/---
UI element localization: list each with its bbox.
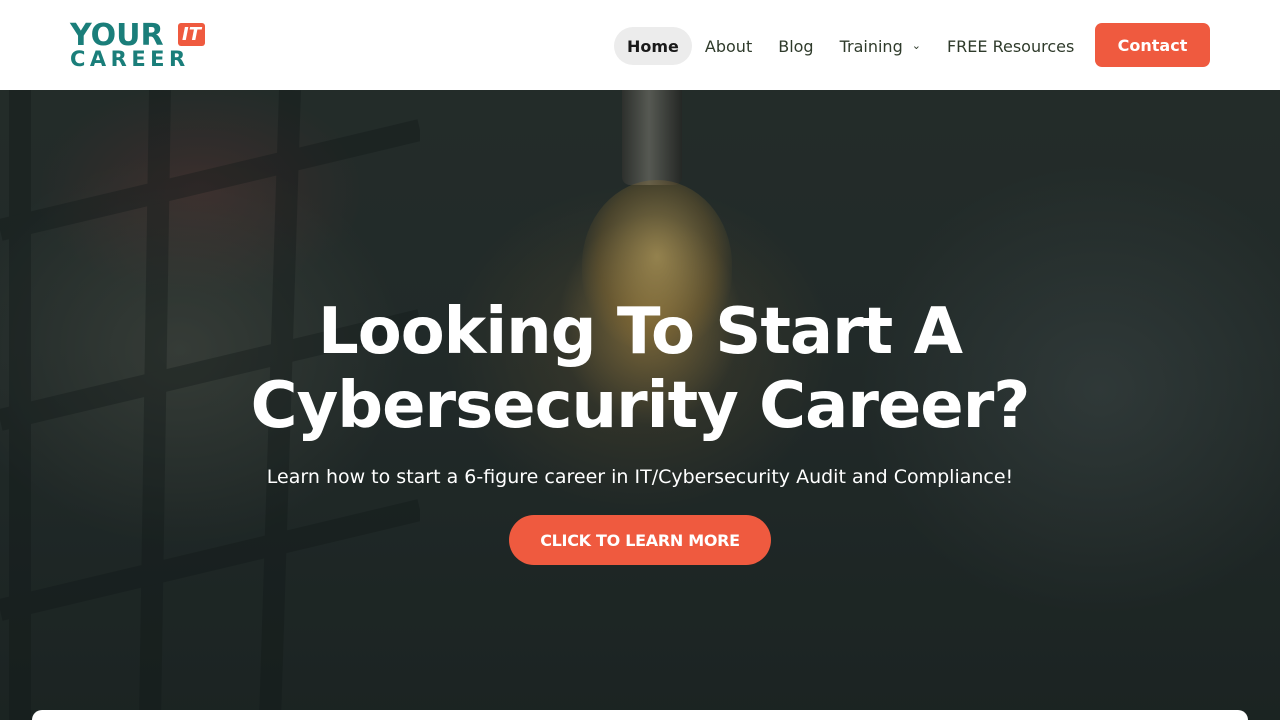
- nav-item-free-resources[interactable]: FREE Resources: [934, 27, 1087, 65]
- logo-it-badge: IT: [178, 23, 205, 46]
- site-header: YOUR IT CAREER Home About Blog Training …: [0, 0, 1280, 90]
- site-logo[interactable]: YOUR IT CAREER: [70, 20, 210, 70]
- content-card-top: [32, 710, 1248, 720]
- hero-title: Looking To Start A Cybersecurity Career?: [0, 295, 1280, 443]
- logo-career-text: CAREER: [70, 47, 190, 71]
- main-nav: Home About Blog Training ⌄ FREE Resource…: [614, 27, 1087, 65]
- contact-button[interactable]: Contact: [1095, 23, 1210, 67]
- nav-item-home[interactable]: Home: [614, 27, 692, 65]
- learn-more-button[interactable]: CLICK TO LEARN MORE: [509, 515, 771, 565]
- nav-item-blog[interactable]: Blog: [765, 27, 826, 65]
- hero-title-line-1: Looking To Start A: [317, 295, 963, 369]
- nav-item-training-label: Training: [839, 36, 903, 56]
- nav-item-training[interactable]: Training ⌄: [827, 27, 934, 65]
- hero-title-line-2: Cybersecurity Career?: [250, 369, 1031, 443]
- chevron-down-icon[interactable]: ⌄: [912, 39, 921, 52]
- hero-subtitle: Learn how to start a 6-figure career in …: [266, 466, 1014, 488]
- nav-item-about[interactable]: About: [692, 27, 765, 65]
- hero-section: Looking To Start A Cybersecurity Career?…: [0, 90, 1280, 720]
\---
= Short task =
Rewrite all the rows above as a JSON array of strings, one string per line, omitting blank lines and leaving out the picture.

= Written answer =
[
  "UI element localization: list each with its bbox.",
  "- nav-item-free-resources[interactable]: FREE Resources: [934, 27, 1087, 65]",
  "- logo-it-badge: IT: [178, 23, 205, 46]",
  "- site-header: YOUR IT CAREER Home About Blog Training …: [0, 0, 1280, 90]",
  "- site-logo[interactable]: YOUR IT CAREER: [70, 20, 210, 70]",
  "- content-card-top: [32, 710, 1248, 720]",
  "- hero-title: Looking To Start A Cybersecurity Career?: [0, 295, 1280, 443]",
  "- logo-career-text: CAREER: [70, 47, 190, 71]",
  "- main-nav: Home About Blog Training ⌄ FREE Resource…: [614, 27, 1087, 65]",
  "- contact-button[interactable]: Contact: [1095, 23, 1210, 67]",
  "- nav-item-home[interactable]: Home: [614, 27, 692, 65]",
  "- learn-more-button[interactable]: CLICK TO LEARN MORE: [509, 515, 771, 565]",
  "- nav-item-blog[interactable]: Blog: [765, 27, 826, 65]",
  "- hero-title-line-1: Looking To Start A: [317, 295, 963, 369]",
  "- nav-item-training-label: Training: [839, 36, 903, 56]",
  "- nav-item-training[interactable]: Training ⌄: [827, 27, 934, 65]",
  "- hero-title-line-2: Cybersecurity Career?: [250, 369, 1031, 443]",
  "- chevron-down-icon[interactable]: ⌄: [912, 39, 921, 52]",
  "- hero-subtitle: Learn how to start a 6-figure career in …: [266, 466, 1014, 488]",
  "- nav-item-about[interactable]: About: [692, 27, 765, 65]",
  "- hero-section: Looking To Start A Cybersecurity Career?…: [0, 90, 1280, 720]"
]